*Exercise task*
Gather the lines below that include the string "title", copying each in full.

*Information supplied*
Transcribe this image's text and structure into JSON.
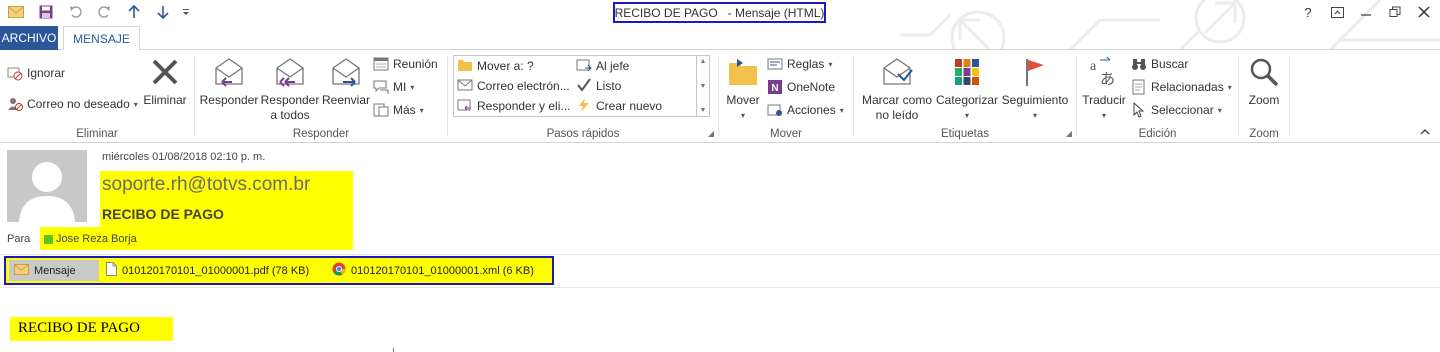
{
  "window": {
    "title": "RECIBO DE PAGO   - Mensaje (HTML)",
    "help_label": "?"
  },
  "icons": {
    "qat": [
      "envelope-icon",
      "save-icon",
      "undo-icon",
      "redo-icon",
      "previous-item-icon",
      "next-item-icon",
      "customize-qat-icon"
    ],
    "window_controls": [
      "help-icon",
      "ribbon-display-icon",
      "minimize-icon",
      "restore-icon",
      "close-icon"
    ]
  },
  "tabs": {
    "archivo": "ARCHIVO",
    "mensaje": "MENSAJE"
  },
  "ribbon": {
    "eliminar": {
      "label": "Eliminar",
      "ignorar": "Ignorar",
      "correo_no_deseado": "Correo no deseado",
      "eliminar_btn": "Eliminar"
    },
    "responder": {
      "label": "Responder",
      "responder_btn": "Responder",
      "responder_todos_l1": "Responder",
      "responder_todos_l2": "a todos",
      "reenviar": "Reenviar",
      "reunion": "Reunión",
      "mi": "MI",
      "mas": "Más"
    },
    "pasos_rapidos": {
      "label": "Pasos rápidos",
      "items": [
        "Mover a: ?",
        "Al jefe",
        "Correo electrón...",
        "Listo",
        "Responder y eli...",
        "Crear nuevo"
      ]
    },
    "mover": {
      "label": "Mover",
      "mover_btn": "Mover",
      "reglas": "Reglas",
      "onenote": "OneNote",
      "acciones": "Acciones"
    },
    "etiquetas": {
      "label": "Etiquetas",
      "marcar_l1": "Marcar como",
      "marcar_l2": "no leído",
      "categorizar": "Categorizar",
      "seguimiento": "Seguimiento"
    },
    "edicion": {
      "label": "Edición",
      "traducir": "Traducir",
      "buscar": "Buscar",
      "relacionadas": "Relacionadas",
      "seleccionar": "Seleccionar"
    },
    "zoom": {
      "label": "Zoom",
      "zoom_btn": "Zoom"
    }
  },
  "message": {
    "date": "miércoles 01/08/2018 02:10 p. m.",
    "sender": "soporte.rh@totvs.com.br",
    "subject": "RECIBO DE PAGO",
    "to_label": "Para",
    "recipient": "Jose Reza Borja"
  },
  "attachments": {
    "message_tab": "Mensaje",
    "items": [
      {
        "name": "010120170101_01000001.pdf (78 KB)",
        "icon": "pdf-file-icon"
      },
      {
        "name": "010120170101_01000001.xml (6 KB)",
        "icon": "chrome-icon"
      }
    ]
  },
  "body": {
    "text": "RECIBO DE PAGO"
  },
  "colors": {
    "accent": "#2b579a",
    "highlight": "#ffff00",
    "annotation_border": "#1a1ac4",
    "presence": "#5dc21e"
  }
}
* * *
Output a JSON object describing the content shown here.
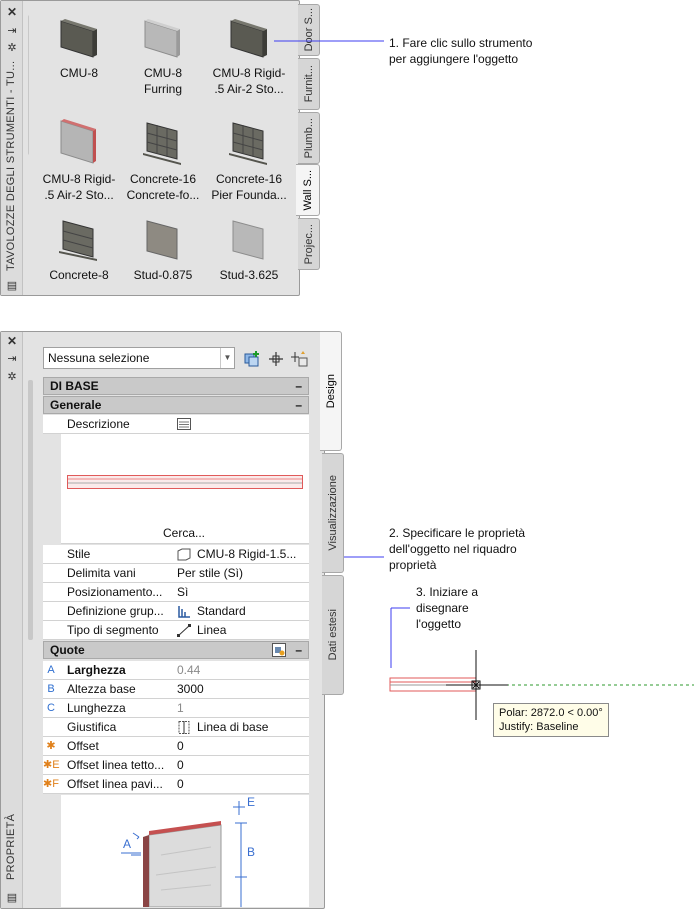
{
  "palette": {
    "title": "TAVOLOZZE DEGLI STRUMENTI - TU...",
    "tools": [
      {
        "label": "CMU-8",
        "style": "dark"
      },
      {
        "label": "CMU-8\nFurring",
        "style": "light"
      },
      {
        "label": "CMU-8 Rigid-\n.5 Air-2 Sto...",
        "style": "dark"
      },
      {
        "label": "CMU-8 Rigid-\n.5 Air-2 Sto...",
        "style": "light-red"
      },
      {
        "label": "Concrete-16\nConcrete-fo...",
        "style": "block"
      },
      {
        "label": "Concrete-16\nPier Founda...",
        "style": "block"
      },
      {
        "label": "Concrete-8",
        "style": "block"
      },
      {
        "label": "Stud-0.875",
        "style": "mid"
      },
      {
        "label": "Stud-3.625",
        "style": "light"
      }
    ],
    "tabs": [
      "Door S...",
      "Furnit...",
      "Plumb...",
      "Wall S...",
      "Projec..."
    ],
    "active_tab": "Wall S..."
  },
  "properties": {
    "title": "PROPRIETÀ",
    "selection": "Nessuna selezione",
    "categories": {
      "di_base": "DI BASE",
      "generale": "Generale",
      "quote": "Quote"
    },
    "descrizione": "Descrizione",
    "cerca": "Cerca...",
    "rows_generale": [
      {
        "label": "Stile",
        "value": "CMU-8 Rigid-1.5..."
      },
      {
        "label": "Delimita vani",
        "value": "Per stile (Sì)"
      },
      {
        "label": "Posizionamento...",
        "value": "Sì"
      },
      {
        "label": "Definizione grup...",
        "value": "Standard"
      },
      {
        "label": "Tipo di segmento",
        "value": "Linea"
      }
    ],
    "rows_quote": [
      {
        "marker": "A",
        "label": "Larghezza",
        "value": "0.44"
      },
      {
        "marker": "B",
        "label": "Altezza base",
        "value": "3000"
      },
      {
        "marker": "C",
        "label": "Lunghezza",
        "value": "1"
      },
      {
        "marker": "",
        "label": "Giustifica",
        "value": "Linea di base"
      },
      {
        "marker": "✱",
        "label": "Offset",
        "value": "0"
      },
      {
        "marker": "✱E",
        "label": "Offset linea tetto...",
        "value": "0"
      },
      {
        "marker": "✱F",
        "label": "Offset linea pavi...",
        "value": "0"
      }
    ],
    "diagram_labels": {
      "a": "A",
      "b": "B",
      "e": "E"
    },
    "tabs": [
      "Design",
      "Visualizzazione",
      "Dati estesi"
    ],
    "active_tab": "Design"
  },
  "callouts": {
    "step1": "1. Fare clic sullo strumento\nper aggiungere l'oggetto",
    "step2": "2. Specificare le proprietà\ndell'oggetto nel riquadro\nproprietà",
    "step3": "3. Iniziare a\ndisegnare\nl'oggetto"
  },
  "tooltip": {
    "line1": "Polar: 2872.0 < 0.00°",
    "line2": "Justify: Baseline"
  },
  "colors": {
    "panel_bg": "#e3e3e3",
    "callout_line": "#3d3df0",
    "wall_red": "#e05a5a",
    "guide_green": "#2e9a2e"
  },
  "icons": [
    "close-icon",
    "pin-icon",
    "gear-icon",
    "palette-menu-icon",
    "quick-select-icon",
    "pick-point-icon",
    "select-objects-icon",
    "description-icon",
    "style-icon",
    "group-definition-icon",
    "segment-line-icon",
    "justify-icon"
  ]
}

*Solution*
    "title": "RECIBO DE PAGO   - Mensaje (HTML)",
    "title": "TAVOLOZZE DEGLI STRUMENTI - TU...",
    "title": "PROPRIETÀ",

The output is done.